= Stored items =
---*---
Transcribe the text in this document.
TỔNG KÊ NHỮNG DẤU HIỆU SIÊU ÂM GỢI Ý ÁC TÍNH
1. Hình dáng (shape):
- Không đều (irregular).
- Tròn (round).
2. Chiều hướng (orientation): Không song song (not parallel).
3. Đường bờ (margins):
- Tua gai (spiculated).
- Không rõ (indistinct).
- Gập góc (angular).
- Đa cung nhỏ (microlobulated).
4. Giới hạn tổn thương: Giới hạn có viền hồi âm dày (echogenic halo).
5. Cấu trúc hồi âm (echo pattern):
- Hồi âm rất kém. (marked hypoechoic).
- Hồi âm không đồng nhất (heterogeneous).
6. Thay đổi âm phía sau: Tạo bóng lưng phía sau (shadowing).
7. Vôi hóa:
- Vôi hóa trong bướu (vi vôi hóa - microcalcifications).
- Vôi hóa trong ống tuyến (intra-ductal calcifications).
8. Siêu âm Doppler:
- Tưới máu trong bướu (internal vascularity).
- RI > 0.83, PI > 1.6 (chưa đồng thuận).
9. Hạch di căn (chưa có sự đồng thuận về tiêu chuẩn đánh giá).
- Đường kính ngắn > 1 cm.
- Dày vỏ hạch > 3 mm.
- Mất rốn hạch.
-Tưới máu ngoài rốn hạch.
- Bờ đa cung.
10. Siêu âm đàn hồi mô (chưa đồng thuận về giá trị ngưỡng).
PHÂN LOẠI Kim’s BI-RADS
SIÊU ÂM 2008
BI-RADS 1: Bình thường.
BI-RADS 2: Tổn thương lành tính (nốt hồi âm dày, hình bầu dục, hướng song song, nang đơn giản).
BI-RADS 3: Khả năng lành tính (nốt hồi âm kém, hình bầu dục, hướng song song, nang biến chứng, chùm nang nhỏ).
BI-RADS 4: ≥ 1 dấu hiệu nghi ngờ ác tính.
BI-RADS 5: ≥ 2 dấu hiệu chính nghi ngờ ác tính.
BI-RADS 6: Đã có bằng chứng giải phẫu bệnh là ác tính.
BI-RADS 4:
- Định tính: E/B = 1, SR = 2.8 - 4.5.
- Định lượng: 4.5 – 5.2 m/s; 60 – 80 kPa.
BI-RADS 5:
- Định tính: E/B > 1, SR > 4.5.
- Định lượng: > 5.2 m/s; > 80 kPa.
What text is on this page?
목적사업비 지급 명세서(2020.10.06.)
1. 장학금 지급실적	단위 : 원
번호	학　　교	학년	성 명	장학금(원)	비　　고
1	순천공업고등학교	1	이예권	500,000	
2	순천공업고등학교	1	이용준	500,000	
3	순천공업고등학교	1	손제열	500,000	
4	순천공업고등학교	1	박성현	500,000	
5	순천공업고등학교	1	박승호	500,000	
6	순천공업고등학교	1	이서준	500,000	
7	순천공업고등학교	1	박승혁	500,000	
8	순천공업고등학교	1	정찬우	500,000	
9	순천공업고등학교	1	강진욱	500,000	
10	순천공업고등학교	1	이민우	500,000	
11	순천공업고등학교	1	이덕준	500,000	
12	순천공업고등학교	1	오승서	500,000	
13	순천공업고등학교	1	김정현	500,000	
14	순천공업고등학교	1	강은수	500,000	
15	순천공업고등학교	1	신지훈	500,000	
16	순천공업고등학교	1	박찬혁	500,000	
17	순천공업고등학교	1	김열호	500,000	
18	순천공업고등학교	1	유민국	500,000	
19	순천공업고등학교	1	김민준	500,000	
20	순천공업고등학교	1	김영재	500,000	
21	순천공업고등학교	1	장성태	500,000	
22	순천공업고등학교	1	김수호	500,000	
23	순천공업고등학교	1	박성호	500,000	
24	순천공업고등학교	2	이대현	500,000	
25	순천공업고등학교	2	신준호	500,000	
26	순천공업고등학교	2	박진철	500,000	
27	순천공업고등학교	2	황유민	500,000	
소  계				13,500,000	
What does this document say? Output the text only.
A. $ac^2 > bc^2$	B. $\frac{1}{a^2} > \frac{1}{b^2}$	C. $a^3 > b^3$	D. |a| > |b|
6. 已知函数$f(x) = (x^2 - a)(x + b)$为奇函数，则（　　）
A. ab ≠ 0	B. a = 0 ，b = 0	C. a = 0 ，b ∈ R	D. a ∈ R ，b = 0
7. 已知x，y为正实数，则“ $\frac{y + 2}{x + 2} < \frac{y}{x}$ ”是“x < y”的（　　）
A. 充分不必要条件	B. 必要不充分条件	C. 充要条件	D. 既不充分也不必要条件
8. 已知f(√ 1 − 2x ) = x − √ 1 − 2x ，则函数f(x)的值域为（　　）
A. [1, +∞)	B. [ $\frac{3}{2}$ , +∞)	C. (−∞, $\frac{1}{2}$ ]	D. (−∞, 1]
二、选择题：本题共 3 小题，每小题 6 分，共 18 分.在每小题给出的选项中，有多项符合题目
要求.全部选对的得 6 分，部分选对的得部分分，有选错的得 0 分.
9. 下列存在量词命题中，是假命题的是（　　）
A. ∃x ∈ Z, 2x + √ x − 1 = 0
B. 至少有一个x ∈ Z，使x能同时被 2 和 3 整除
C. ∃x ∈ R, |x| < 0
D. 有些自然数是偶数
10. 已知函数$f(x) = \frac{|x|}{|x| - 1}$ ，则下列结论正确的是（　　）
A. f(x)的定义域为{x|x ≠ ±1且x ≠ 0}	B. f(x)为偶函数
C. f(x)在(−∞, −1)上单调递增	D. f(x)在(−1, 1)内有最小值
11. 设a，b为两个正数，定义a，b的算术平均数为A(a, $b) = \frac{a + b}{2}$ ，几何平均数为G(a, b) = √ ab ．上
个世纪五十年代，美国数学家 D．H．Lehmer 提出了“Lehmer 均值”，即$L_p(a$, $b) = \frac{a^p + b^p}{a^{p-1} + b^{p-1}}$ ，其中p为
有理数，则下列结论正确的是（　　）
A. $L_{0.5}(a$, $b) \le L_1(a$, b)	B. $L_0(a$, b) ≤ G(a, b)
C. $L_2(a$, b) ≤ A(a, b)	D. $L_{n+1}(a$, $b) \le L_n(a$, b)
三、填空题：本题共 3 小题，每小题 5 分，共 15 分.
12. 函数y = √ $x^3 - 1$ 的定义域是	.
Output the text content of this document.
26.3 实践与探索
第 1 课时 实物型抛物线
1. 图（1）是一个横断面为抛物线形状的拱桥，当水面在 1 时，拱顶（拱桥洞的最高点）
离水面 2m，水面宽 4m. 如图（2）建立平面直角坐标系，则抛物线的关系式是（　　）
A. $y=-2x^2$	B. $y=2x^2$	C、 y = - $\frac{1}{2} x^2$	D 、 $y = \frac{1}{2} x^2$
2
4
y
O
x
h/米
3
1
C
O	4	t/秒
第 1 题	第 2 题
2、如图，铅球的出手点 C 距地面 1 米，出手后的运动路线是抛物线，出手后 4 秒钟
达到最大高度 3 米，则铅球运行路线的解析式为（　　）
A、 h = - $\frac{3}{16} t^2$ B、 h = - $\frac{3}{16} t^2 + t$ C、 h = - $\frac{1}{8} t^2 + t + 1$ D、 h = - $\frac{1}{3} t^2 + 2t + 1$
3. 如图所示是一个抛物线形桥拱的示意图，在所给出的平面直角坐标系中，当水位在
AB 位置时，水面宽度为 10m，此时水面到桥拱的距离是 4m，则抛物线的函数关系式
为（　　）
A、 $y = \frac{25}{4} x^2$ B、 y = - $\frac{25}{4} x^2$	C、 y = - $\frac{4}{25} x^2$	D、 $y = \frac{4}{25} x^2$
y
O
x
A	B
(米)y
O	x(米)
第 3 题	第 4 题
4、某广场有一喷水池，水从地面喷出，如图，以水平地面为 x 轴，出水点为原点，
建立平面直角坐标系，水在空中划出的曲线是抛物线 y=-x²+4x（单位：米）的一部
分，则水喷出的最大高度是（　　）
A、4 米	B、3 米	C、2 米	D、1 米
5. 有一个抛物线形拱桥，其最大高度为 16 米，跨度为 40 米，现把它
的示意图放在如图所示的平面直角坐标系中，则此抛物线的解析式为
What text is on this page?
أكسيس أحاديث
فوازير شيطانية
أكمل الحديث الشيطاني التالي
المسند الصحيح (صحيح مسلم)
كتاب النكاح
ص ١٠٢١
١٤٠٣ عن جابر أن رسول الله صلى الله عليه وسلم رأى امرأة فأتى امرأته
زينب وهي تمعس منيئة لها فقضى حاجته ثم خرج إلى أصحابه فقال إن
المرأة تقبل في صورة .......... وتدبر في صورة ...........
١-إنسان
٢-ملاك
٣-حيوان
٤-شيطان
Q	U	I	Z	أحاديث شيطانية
---*---
= Work instructions =
Of the lines in the records, how many contain the word "song"? Answer with the number and nothing else.

= Answer to the exercise =
3